--- Start RECORDS FOR PROCESSING ---
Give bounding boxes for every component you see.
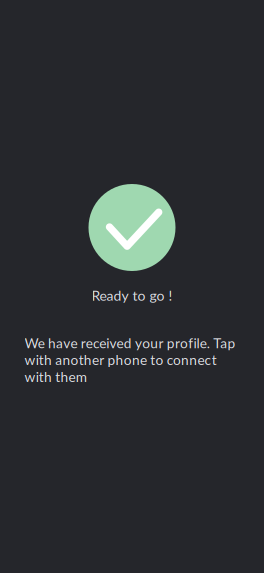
staticText: Ready to go ! bbox=[92, 287, 172, 304]
staticText: We have received your profile. Tap with … bbox=[24, 335, 236, 385]
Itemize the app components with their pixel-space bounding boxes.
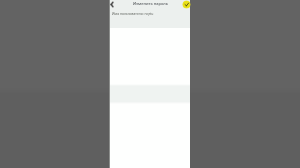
button[interactable]: Save password (182, 0, 191, 9)
staticText: Изменить пароль (133, 1, 168, 6)
staticText: Имя пользователя: nqrtu (112, 11, 154, 16)
button[interactable]: Back (110, 0, 118, 8)
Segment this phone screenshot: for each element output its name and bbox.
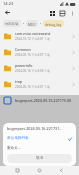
staticText: 2024-05-16 下午3:01 1 项 [15, 85, 50, 89]
button[interactable]: Sort [58, 9, 66, 17]
button[interactable]: tmp [0, 76, 79, 92]
button[interactable]: Back [57, 166, 66, 175]
staticText: 取消 [36, 156, 44, 161]
button[interactable]: Common [0, 44, 79, 60]
button[interactable]: Open [70, 81, 76, 87]
staticText: 内部存储 [5, 22, 19, 26]
button[interactable]: MIUI [26, 20, 38, 27]
button[interactable]: powerinfo [0, 60, 79, 76]
button[interactable]: Recents [13, 166, 22, 175]
staticText: Common [15, 47, 31, 52]
button[interactable]: 取消 [7, 154, 72, 163]
button[interactable]: More options [68, 9, 76, 17]
staticText: 2024-05-16 下午3:06 1 项 [15, 69, 50, 73]
staticText: MIUI [28, 22, 36, 26]
button[interactable]: 单位选择列表 [7, 134, 72, 143]
button[interactable]: 内部存储 [3, 20, 21, 27]
staticText: 2024-10-12 下午4:01 1 项 [15, 37, 50, 41]
staticText: 重命名… [7, 145, 72, 150]
button[interactable]: 重命名… [7, 143, 72, 152]
staticText: 14:23 [3, 1, 14, 6]
staticText: bugreport-2024-05-16-221175.00 [15, 98, 72, 103]
button[interactable]: bugreport-2024-05-16-221175.00 [0, 92, 79, 108]
staticText: 2024-05-16 下午3:07 1 项 [15, 53, 50, 57]
button[interactable]: Open [70, 33, 76, 39]
button[interactable]: Open [70, 49, 76, 55]
button[interactable]: Home [35, 166, 44, 175]
staticText: powerinfo [15, 63, 33, 68]
staticText: debug_log [45, 22, 62, 26]
button[interactable]: Grid view [48, 9, 56, 17]
staticText: 单位选择列表 [7, 136, 68, 141]
staticText: bugreport-2024-05-16-221731... [7, 126, 63, 131]
button[interactable]: debug_log [43, 20, 64, 27]
button[interactable]: Back [3, 8, 12, 17]
button[interactable]: com.miui.voiceassist [0, 28, 79, 44]
button[interactable]: Open [70, 65, 76, 71]
staticText: com.miui.voiceassist [15, 31, 51, 36]
staticText: tmp [15, 79, 23, 84]
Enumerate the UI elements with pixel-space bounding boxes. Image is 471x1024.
--- End RECORDS FOR PROCESSING ---
◆ PROBLEM TO SOLVE
Can you update the lines above so that every "Open" becomes "Launch", with nothing else altered? Leave the pictures out of your answer.

◆ WRITTEN ANSWER
Give bounding boxes for every component you see.
staticText: Ready to go ! bbox=[92, 287, 172, 304]
staticText: We have received your profile. Tap with … bbox=[24, 335, 236, 385]
Itemize the app components with their pixel-space bounding boxes.
button[interactable]: Save password (182, 0, 191, 9)
staticText: Изменить пароль (133, 1, 168, 6)
staticText: Имя пользователя: nqrtu (112, 11, 154, 16)
button[interactable]: Back (110, 0, 118, 8)
Segment this phone screenshot: for each element output its name and bbox.
staticText: 2024-05-16 下午3:01 1 项 [15, 85, 50, 89]
button[interactable]: Sort [58, 9, 66, 17]
button[interactable]: tmp [0, 76, 79, 92]
button[interactable]: Back [57, 166, 66, 175]
staticText: 取消 [36, 156, 44, 161]
button[interactable]: Common [0, 44, 79, 60]
button[interactable]: Launch [70, 81, 76, 87]
staticText: 内部存储 [5, 22, 19, 26]
button[interactable]: MIUI [26, 20, 38, 27]
button[interactable]: powerinfo [0, 60, 79, 76]
button[interactable]: Recents [13, 166, 22, 175]
staticText: Common [15, 47, 31, 52]
button[interactable]: 取消 [7, 154, 72, 163]
button[interactable]: More options [68, 9, 76, 17]
staticText: 2024-05-16 下午3:06 1 项 [15, 69, 50, 73]
staticText: MIUI [28, 22, 36, 26]
button[interactable]: 单位选择列表 [7, 134, 72, 143]
button[interactable]: 内部存储 [3, 20, 21, 27]
staticText: 2024-10-12 下午4:01 1 项 [15, 37, 50, 41]
staticText: 重命名… [7, 145, 72, 150]
button[interactable]: 重命名… [7, 143, 72, 152]
staticText: 14:23 [3, 1, 14, 6]
staticText: bugreport-2024-05-16-221175.00 [15, 98, 72, 103]
button[interactable]: bugreport-2024-05-16-221175.00 [0, 92, 79, 108]
staticText: 2024-05-16 下午3:07 1 项 [15, 53, 50, 57]
button[interactable]: Launch [70, 33, 76, 39]
button[interactable]: Launch [70, 49, 76, 55]
button[interactable]: Home [35, 166, 44, 175]
staticText: powerinfo [15, 63, 33, 68]
staticText: debug_log [45, 22, 62, 26]
button[interactable]: Grid view [48, 9, 56, 17]
staticText: 单位选择列表 [7, 136, 68, 141]
staticText: bugreport-2024-05-16-221731... [7, 126, 63, 131]
button[interactable]: debug_log [43, 20, 64, 27]
button[interactable]: Back [3, 8, 12, 17]
button[interactable]: com.miui.voiceassist [0, 28, 79, 44]
button[interactable]: Launch [70, 65, 76, 71]
staticText: com.miui.voiceassist [15, 31, 51, 36]
staticText: tmp [15, 79, 23, 84]
Enumerate the UI elements with pixel-space bounding boxes. Image is 471x1024.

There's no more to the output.